### Exercise instructions
Transcribe all of the records precisely as they are presented.

-------------------------

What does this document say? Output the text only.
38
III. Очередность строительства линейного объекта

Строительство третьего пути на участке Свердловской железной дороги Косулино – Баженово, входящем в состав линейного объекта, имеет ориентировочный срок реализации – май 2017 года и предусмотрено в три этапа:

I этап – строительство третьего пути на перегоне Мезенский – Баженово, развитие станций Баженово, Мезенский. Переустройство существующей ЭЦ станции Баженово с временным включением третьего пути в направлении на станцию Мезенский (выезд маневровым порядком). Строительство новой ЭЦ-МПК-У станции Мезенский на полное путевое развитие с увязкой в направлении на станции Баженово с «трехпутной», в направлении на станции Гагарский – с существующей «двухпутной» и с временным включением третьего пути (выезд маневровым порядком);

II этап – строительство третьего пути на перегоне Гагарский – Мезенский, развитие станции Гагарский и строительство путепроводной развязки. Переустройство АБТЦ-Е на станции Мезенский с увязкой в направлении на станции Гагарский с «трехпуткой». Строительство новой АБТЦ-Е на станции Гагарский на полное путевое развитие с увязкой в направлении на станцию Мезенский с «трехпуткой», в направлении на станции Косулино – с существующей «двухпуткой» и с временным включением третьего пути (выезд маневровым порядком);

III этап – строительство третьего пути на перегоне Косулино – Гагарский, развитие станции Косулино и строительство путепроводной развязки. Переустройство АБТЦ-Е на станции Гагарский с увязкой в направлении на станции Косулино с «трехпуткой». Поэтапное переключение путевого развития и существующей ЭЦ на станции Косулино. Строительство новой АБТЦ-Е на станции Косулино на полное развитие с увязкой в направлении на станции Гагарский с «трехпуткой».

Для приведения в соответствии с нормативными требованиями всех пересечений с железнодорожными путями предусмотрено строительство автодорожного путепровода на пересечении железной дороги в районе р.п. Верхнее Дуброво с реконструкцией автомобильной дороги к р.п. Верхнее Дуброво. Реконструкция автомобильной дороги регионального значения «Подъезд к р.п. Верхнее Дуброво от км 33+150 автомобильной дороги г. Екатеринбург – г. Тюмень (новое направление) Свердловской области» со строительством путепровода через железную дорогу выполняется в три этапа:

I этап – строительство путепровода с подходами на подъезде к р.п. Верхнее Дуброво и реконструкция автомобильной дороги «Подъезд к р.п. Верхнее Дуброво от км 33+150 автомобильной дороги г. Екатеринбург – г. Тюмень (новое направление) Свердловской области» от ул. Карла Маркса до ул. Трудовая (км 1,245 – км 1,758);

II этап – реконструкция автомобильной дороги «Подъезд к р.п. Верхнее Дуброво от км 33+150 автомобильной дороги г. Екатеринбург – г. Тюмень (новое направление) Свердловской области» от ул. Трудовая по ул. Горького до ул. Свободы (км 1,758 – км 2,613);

-------------------------

### Response to the task
What does this document say? Output the text only.
38
III. Очередность строительства линейного объекта

Строительство третьего пути на участке Свердловской железной дороги Косулино – Баженово, входящем в состав линейного объекта, имеет ориентировочный срок реализации – май 2017 года и предусмотрено в три этапа:

I этап – строительство третьего пути на перегоне Мезенский – Баженово, развитие станций Баженово, Мезенский. Переустройство существующей ЭЦ станции Баженово с временным включением третьего пути в направлении на станцию Мезенский (выезд маневровым порядком). Строительство новой ЭЦ-МПК-У станции Мезенский на полное путевое развитие с увязкой в направлении на станции Баженово с «трехпутной», в направлении на станции Гагарский – с существующей «двухпутной» и с временным включением третьего пути (выезд маневровым порядком);

II этап – строительство третьего пути на перегоне Гагарский – Мезенский, развитие станции Гагарский и строительство путепроводной развязки. Переустройство АБТЦ-Е на станции Мезенский с увязкой в направлении на станции Гагарский с «трехпуткой». Строительство новой АБТЦ-Е на станции Гагарский на полное путевое развитие с увязкой в направлении на станцию Мезенский с «трехпуткой», в направлении на станции Косулино – с существующей «двухпуткой» и с временным включением третьего пути (выезд маневровым порядком);

III этап – строительство третьего пути на перегоне Косулино – Гагарский, развитие станции Косулино и строительство путепроводной развязки. Переустройство АБТЦ-Е на станции Гагарский с увязкой в направлении на станции Косулино с «трехпуткой». Поэтапное переключение путевого развития и существующей ЭЦ на станции Косулино. Строительство новой АБТЦ-Е на станции Косулино на полное развитие с увязкой в направлении на станции Гагарский с «трехпуткой».

Для приведения в соответствии с нормативными требованиями всех пересечений с железнодорожными путями предусмотрено строительство автодорожного путепровода на пересечении железной дороги в районе р.п. Верхнее Дуброво с реконструкцией автомобильной дороги к р.п. Верхнее Дуброво. Реконструкция автомобильной дороги регионального значения «Подъезд к р.п. Верхнее Дуброво от км 33+150 автомобильной дороги г. Екатеринбург – г. Тюмень (новое направление) Свердловской области» со строительством путепровода через железную дорогу выполняется в три этапа:

I этап – строительство путепровода с подходами на подъезде к р.п. Верхнее Дуброво и реконструкция автомобильной дороги «Подъезд к р.п. Верхнее Дуброво от км 33+150 автомобильной дороги г. Екатеринбург – г. Тюмень (новое направление) Свердловской области» от ул. Карла Маркса до ул. Трудовая (км 1,245 – км 1,758);

II этап – реконструкция автомобильной дороги «Подъезд к р.п. Верхнее Дуброво от км 33+150 автомобильной дороги г. Екатеринбург – г. Тюмень (новое направление) Свердловской области» от ул. Трудовая по ул. Горького до ул. Свободы (км 1,758 – км 2,613);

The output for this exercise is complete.